"""

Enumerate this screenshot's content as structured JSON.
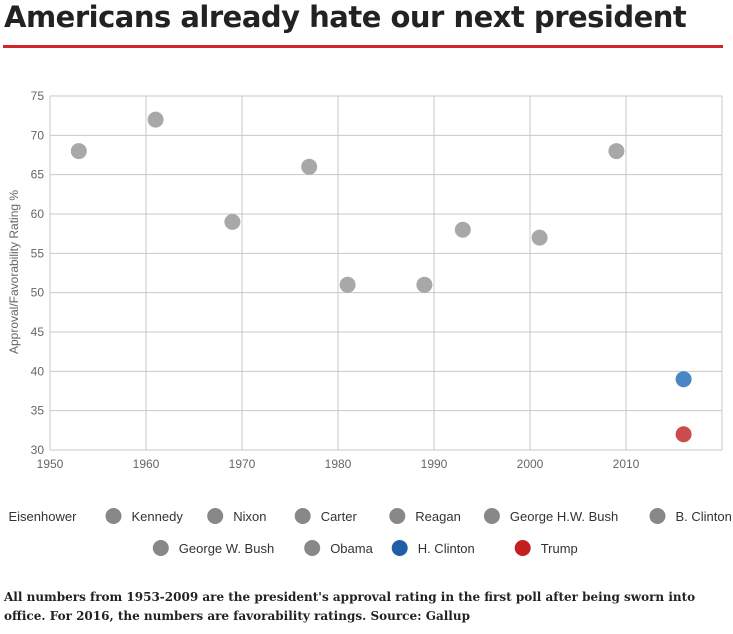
{
  "title": "Americans already hate our next president",
  "footnote": "All numbers from 1953-2009 are the president's approval rating in the first poll after being sworn into office. For 2016, the numbers are favorability ratings. Source: Gallup",
  "colors": {
    "accent_rule": "#d0262c",
    "past_point": "#a8a8a8",
    "legend_past": "#888888",
    "h_clinton": "#4a86c5",
    "h_clinton_legend": "#1f5fa8",
    "trump": "#cc4b4b",
    "trump_legend": "#c41e1e"
  },
  "chart_data": {
    "type": "scatter",
    "title": "Americans already hate our next president",
    "xlabel": "",
    "ylabel": "Approval/Favorability Rating %",
    "xlim": [
      1950,
      2020
    ],
    "ylim": [
      30,
      75
    ],
    "x_ticks": [
      1950,
      1960,
      1970,
      1980,
      1990,
      2000,
      2010
    ],
    "y_ticks": [
      30,
      35,
      40,
      45,
      50,
      55,
      60,
      65,
      70,
      75
    ],
    "grid": true,
    "legend_position": "bottom",
    "series": [
      {
        "name": "Eisenhower",
        "x": 1953,
        "y": 68,
        "color": "#a8a8a8",
        "legend_color": "#888888"
      },
      {
        "name": "Kennedy",
        "x": 1961,
        "y": 72,
        "color": "#a8a8a8",
        "legend_color": "#888888"
      },
      {
        "name": "Nixon",
        "x": 1969,
        "y": 59,
        "color": "#a8a8a8",
        "legend_color": "#888888"
      },
      {
        "name": "Carter",
        "x": 1977,
        "y": 66,
        "color": "#a8a8a8",
        "legend_color": "#888888"
      },
      {
        "name": "Reagan",
        "x": 1981,
        "y": 51,
        "color": "#a8a8a8",
        "legend_color": "#888888"
      },
      {
        "name": "George H.W. Bush",
        "x": 1989,
        "y": 51,
        "color": "#a8a8a8",
        "legend_color": "#888888"
      },
      {
        "name": "B. Clinton",
        "x": 1993,
        "y": 58,
        "color": "#a8a8a8",
        "legend_color": "#888888"
      },
      {
        "name": "George W. Bush",
        "x": 2001,
        "y": 57,
        "color": "#a8a8a8",
        "legend_color": "#888888"
      },
      {
        "name": "Obama",
        "x": 2009,
        "y": 68,
        "color": "#a8a8a8",
        "legend_color": "#888888"
      },
      {
        "name": "H. Clinton",
        "x": 2016,
        "y": 39,
        "color": "#4a86c5",
        "legend_color": "#1f5fa8"
      },
      {
        "name": "Trump",
        "x": 2016,
        "y": 32,
        "color": "#cc4b4b",
        "legend_color": "#c41e1e"
      }
    ]
  }
}
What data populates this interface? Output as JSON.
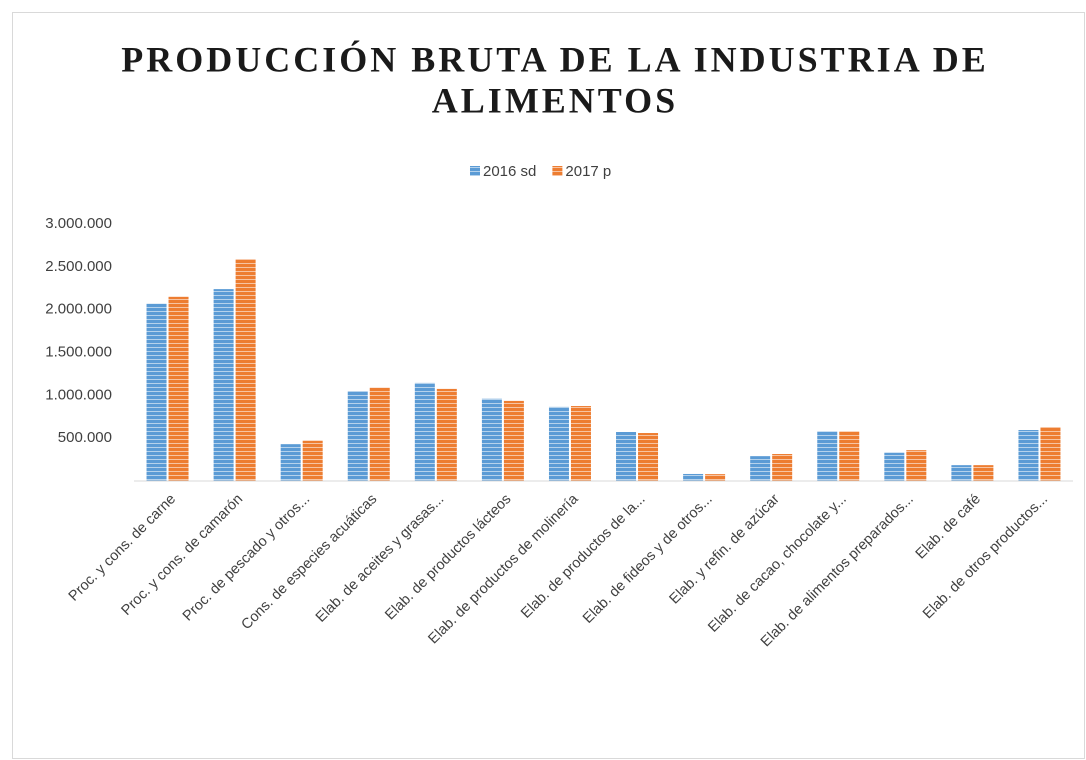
{
  "chart_data": {
    "type": "bar",
    "title": [
      "PRODUCCIÓN BRUTA DE LA INDUSTRIA DE",
      "ALIMENTOS"
    ],
    "categories": [
      "Proc. y cons. de carne",
      "Proc. y cons. de camarón",
      "Proc. de pescado y otros...",
      "Cons. de especies acuáticas",
      "Elab. de aceites y grasas...",
      "Elab. de productos lácteos",
      "Elab. de productos de molinería",
      "Elab. de productos de la...",
      "Elab. de fideos y de otros...",
      "Elab. y refin. de azúcar",
      "Elab. de cacao, chocolate y...",
      "Elab. de alimentos preparados...",
      "Elab. de café",
      "Elab. de otros productos..."
    ],
    "series": [
      {
        "name": "2016 sd",
        "color": "#5b9bd5",
        "values": [
          2070000,
          2240000,
          430000,
          1050000,
          1145000,
          960000,
          865000,
          572000,
          82000,
          290000,
          580000,
          330000,
          185000,
          595000
        ]
      },
      {
        "name": "2017 p",
        "color": "#ed7d31",
        "values": [
          2150000,
          2590000,
          470000,
          1090000,
          1075000,
          935000,
          875000,
          560000,
          80000,
          315000,
          580000,
          360000,
          185000,
          630000
        ]
      }
    ],
    "ylim": [
      0,
      3000000
    ],
    "yticks": [
      {
        "value": 500000,
        "label": "500.000"
      },
      {
        "value": 1000000,
        "label": "1.000.000"
      },
      {
        "value": 1500000,
        "label": "1.500.000"
      },
      {
        "value": 2000000,
        "label": "2.000.000"
      },
      {
        "value": 2500000,
        "label": "2.500.000"
      },
      {
        "value": 3000000,
        "label": "3.000.000"
      }
    ],
    "grid": false,
    "legend": "top"
  }
}
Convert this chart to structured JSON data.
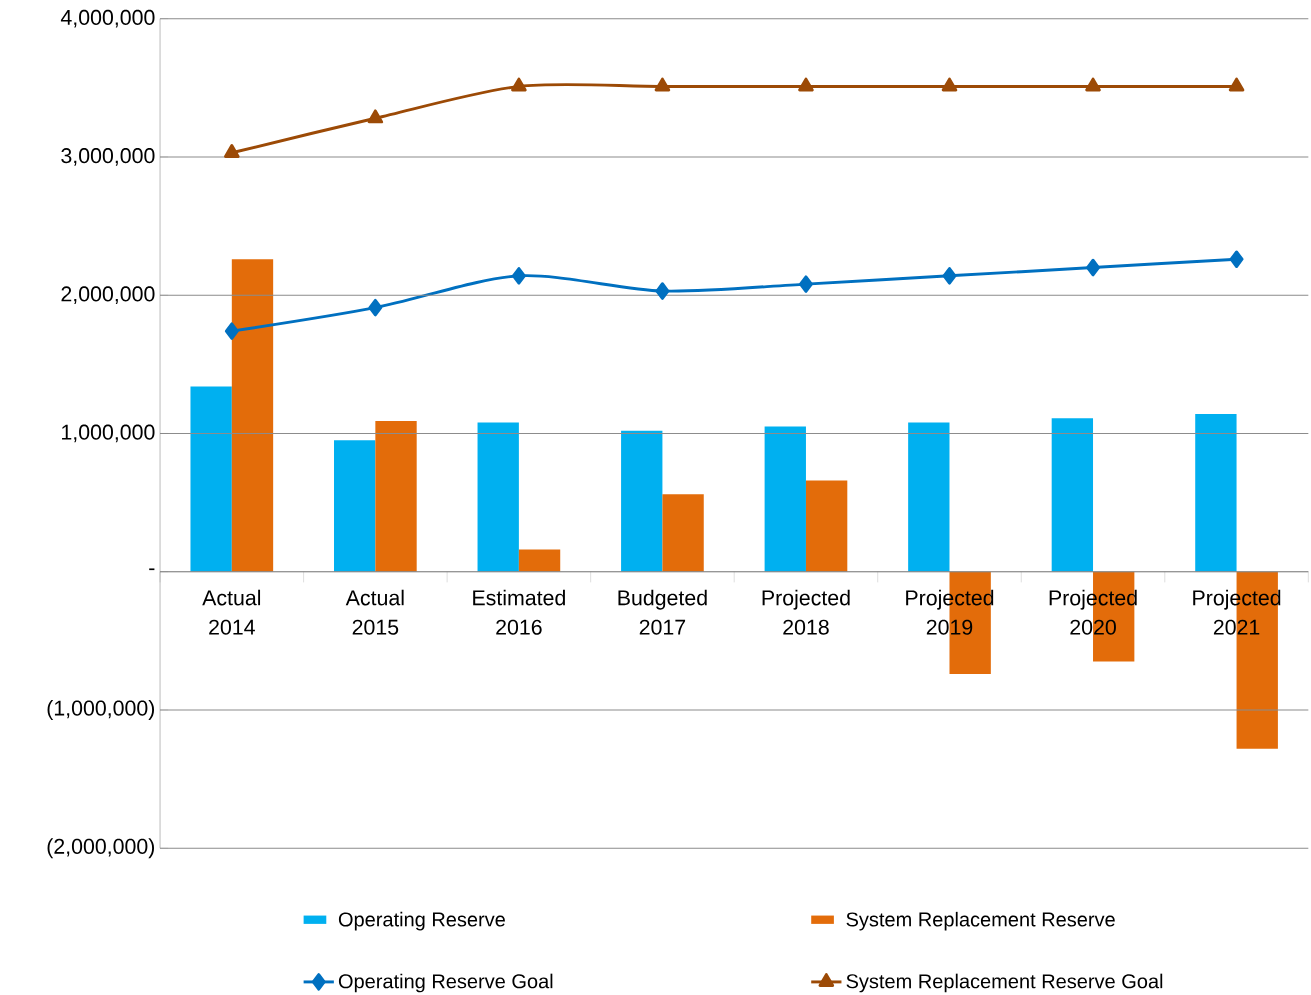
{
  "chart_data": {
    "type": "bar",
    "categories": [
      "Actual 2014",
      "Actual 2015",
      "Estimated 2016",
      "Budgeted 2017",
      "Projected 2018",
      "Projected 2019",
      "Projected 2020",
      "Projected 2021"
    ],
    "series": [
      {
        "name": "Operating Reserve",
        "color": "#00b0f0",
        "values": [
          1340000,
          950000,
          1080000,
          1020000,
          1050000,
          1080000,
          1110000,
          1140000
        ]
      },
      {
        "name": "System Replacement Reserve",
        "color": "#e36c0a",
        "values": [
          2260000,
          1090000,
          160000,
          560000,
          660000,
          -740000,
          -650000,
          -1280000
        ]
      },
      {
        "name": "Operating Reserve Goal",
        "type": "line",
        "marker": "diamond",
        "color": "#0070c0",
        "values": [
          1740000,
          1910000,
          2140000,
          2030000,
          2080000,
          2140000,
          2200000,
          2260000
        ]
      },
      {
        "name": "System Replacement Reserve Goal",
        "type": "line",
        "marker": "triangle",
        "color": "#9c4a06",
        "values": [
          3030000,
          3280000,
          3510000,
          3510000,
          3510000,
          3510000,
          3510000,
          3510000
        ]
      }
    ],
    "ylim": [
      -2000000,
      4000000
    ],
    "yticks": [
      {
        "value": -2000000,
        "label": "(2,000,000)"
      },
      {
        "value": -1000000,
        "label": "(1,000,000)"
      },
      {
        "value": 0,
        "label": "-"
      },
      {
        "value": 1000000,
        "label": "1,000,000"
      },
      {
        "value": 2000000,
        "label": "2,000,000"
      },
      {
        "value": 3000000,
        "label": "3,000,000"
      },
      {
        "value": 4000000,
        "label": "4,000,000"
      }
    ],
    "grid": "y",
    "legend": "bottom"
  }
}
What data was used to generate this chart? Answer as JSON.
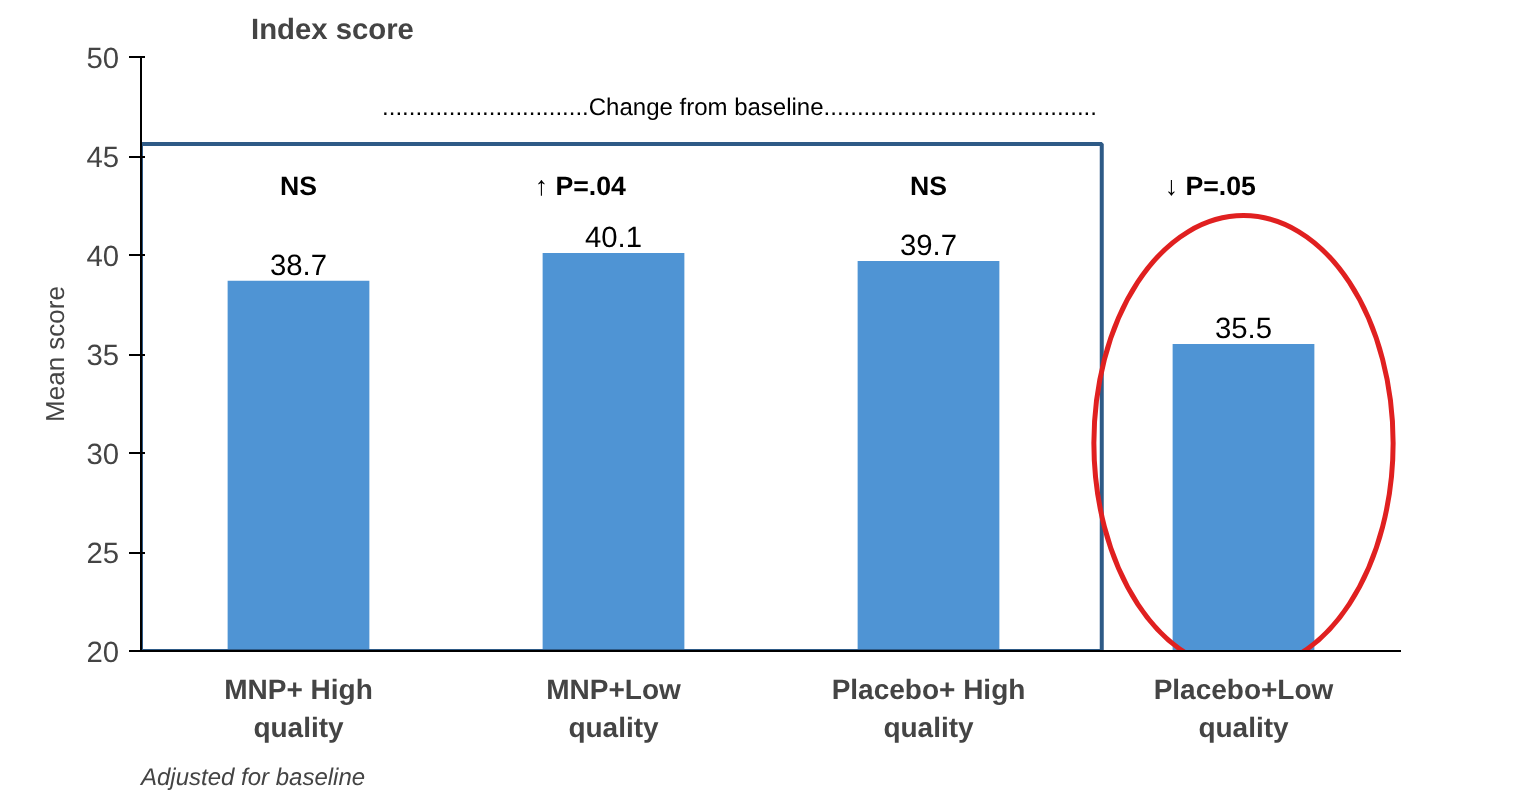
{
  "chart_data": {
    "type": "bar",
    "title": "Index score",
    "ylabel": "Mean score",
    "categories": [
      "MNP+ High quality",
      "MNP+Low quality",
      "Placebo+ High quality",
      "Placebo+Low quality"
    ],
    "values": [
      38.7,
      40.1,
      39.7,
      35.5
    ],
    "color": "#4f94d4",
    "data_labels": true,
    "ylim": [
      20,
      50
    ],
    "yticks": [
      20,
      25,
      30,
      35,
      40,
      45,
      50
    ],
    "grid": false,
    "annotations": [
      "NS",
      "↑ P=.04",
      "NS",
      "↓ P=.05",
      "...............................Change from baseline.........................................",
      "Adjusted for baseline"
    ]
  }
}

"""

**Work to do:** Make an exact copy of all entries above, dropping the images.

**Reply:**
Enumerate this screenshot's content as structured JSON.
{
  "title": "Americans already hate our next president",
  "footnote": "All numbers from 1953-2009 are the president's approval rating in the first poll after being sworn into office. For 2016, the numbers are favorability ratings. Source: Gallup",
  "colors": {
    "accent_rule": "#d0262c",
    "past_point": "#a8a8a8",
    "legend_past": "#888888",
    "h_clinton": "#4a86c5",
    "h_clinton_legend": "#1f5fa8",
    "trump": "#cc4b4b",
    "trump_legend": "#c41e1e"
  },
  "chart_data": {
    "type": "scatter",
    "title": "Americans already hate our next president",
    "xlabel": "",
    "ylabel": "Approval/Favorability Rating %",
    "xlim": [
      1950,
      2020
    ],
    "ylim": [
      30,
      75
    ],
    "x_ticks": [
      1950,
      1960,
      1970,
      1980,
      1990,
      2000,
      2010
    ],
    "y_ticks": [
      30,
      35,
      40,
      45,
      50,
      55,
      60,
      65,
      70,
      75
    ],
    "grid": true,
    "legend_position": "bottom",
    "series": [
      {
        "name": "Eisenhower",
        "x": 1953,
        "y": 68,
        "color": "#a8a8a8",
        "legend_color": "#888888"
      },
      {
        "name": "Kennedy",
        "x": 1961,
        "y": 72,
        "color": "#a8a8a8",
        "legend_color": "#888888"
      },
      {
        "name": "Nixon",
        "x": 1969,
        "y": 59,
        "color": "#a8a8a8",
        "legend_color": "#888888"
      },
      {
        "name": "Carter",
        "x": 1977,
        "y": 66,
        "color": "#a8a8a8",
        "legend_color": "#888888"
      },
      {
        "name": "Reagan",
        "x": 1981,
        "y": 51,
        "color": "#a8a8a8",
        "legend_color": "#888888"
      },
      {
        "name": "George H.W. Bush",
        "x": 1989,
        "y": 51,
        "color": "#a8a8a8",
        "legend_color": "#888888"
      },
      {
        "name": "B. Clinton",
        "x": 1993,
        "y": 58,
        "color": "#a8a8a8",
        "legend_color": "#888888"
      },
      {
        "name": "George W. Bush",
        "x": 2001,
        "y": 57,
        "color": "#a8a8a8",
        "legend_color": "#888888"
      },
      {
        "name": "Obama",
        "x": 2009,
        "y": 68,
        "color": "#a8a8a8",
        "legend_color": "#888888"
      },
      {
        "name": "H. Clinton",
        "x": 2016,
        "y": 39,
        "color": "#4a86c5",
        "legend_color": "#1f5fa8"
      },
      {
        "name": "Trump",
        "x": 2016,
        "y": 32,
        "color": "#cc4b4b",
        "legend_color": "#c41e1e"
      }
    ]
  }
}
What data populates this interface? Output as JSON.
{
  "chart_data": {
    "type": "bar",
    "title": [
      "PRODUCCIÓN BRUTA DE LA INDUSTRIA DE",
      "ALIMENTOS"
    ],
    "categories": [
      "Proc. y cons. de carne",
      "Proc. y cons. de camarón",
      "Proc. de pescado y otros...",
      "Cons. de especies acuáticas",
      "Elab. de aceites y grasas...",
      "Elab. de productos lácteos",
      "Elab. de productos de molinería",
      "Elab. de productos de la...",
      "Elab. de fideos y de otros...",
      "Elab. y refin. de azúcar",
      "Elab. de cacao, chocolate y...",
      "Elab. de alimentos preparados...",
      "Elab. de café",
      "Elab. de otros productos..."
    ],
    "series": [
      {
        "name": "2016 sd",
        "color": "#5b9bd5",
        "values": [
          2070000,
          2240000,
          430000,
          1050000,
          1145000,
          960000,
          865000,
          572000,
          82000,
          290000,
          580000,
          330000,
          185000,
          595000
        ]
      },
      {
        "name": "2017 p",
        "color": "#ed7d31",
        "values": [
          2150000,
          2590000,
          470000,
          1090000,
          1075000,
          935000,
          875000,
          560000,
          80000,
          315000,
          580000,
          360000,
          185000,
          630000
        ]
      }
    ],
    "ylim": [
      0,
      3000000
    ],
    "yticks": [
      {
        "value": 500000,
        "label": "500.000"
      },
      {
        "value": 1000000,
        "label": "1.000.000"
      },
      {
        "value": 1500000,
        "label": "1.500.000"
      },
      {
        "value": 2000000,
        "label": "2.000.000"
      },
      {
        "value": 2500000,
        "label": "2.500.000"
      },
      {
        "value": 3000000,
        "label": "3.000.000"
      }
    ],
    "grid": false,
    "legend": "top"
  }
}
Convert this chart to structured JSON data.
{
  "chart_data": {
    "type": "bar",
    "categories": [
      "Actual 2014",
      "Actual 2015",
      "Estimated 2016",
      "Budgeted 2017",
      "Projected 2018",
      "Projected 2019",
      "Projected 2020",
      "Projected 2021"
    ],
    "series": [
      {
        "name": "Operating Reserve",
        "color": "#00b0f0",
        "values": [
          1340000,
          950000,
          1080000,
          1020000,
          1050000,
          1080000,
          1110000,
          1140000
        ]
      },
      {
        "name": "System Replacement Reserve",
        "color": "#e36c0a",
        "values": [
          2260000,
          1090000,
          160000,
          560000,
          660000,
          -740000,
          -650000,
          -1280000
        ]
      },
      {
        "name": "Operating Reserve Goal",
        "type": "line",
        "marker": "diamond",
        "color": "#0070c0",
        "values": [
          1740000,
          1910000,
          2140000,
          2030000,
          2080000,
          2140000,
          2200000,
          2260000
        ]
      },
      {
        "name": "System Replacement Reserve Goal",
        "type": "line",
        "marker": "triangle",
        "color": "#9c4a06",
        "values": [
          3030000,
          3280000,
          3510000,
          3510000,
          3510000,
          3510000,
          3510000,
          3510000
        ]
      }
    ],
    "ylim": [
      -2000000,
      4000000
    ],
    "yticks": [
      {
        "value": -2000000,
        "label": "(2,000,000)"
      },
      {
        "value": -1000000,
        "label": "(1,000,000)"
      },
      {
        "value": 0,
        "label": "-"
      },
      {
        "value": 1000000,
        "label": "1,000,000"
      },
      {
        "value": 2000000,
        "label": "2,000,000"
      },
      {
        "value": 3000000,
        "label": "3,000,000"
      },
      {
        "value": 4000000,
        "label": "4,000,000"
      }
    ],
    "grid": "y",
    "legend": "bottom"
  }
}
What data was used to generate this chart? Answer as JSON.
{
  "chart_data": {
    "type": "bar",
    "title": "Index score",
    "ylabel": "Mean score",
    "categories": [
      "MNP+ High quality",
      "MNP+Low quality",
      "Placebo+ High quality",
      "Placebo+Low quality"
    ],
    "values": [
      38.7,
      40.1,
      39.7,
      35.5
    ],
    "color": "#4f94d4",
    "data_labels": true,
    "ylim": [
      20,
      50
    ],
    "yticks": [
      20,
      25,
      30,
      35,
      40,
      45,
      50
    ],
    "grid": false,
    "annotations": [
      "NS",
      "↑ P=.04",
      "NS",
      "↓ P=.05",
      "...............................Change from baseline.........................................",
      "Adjusted for baseline"
    ]
  }
}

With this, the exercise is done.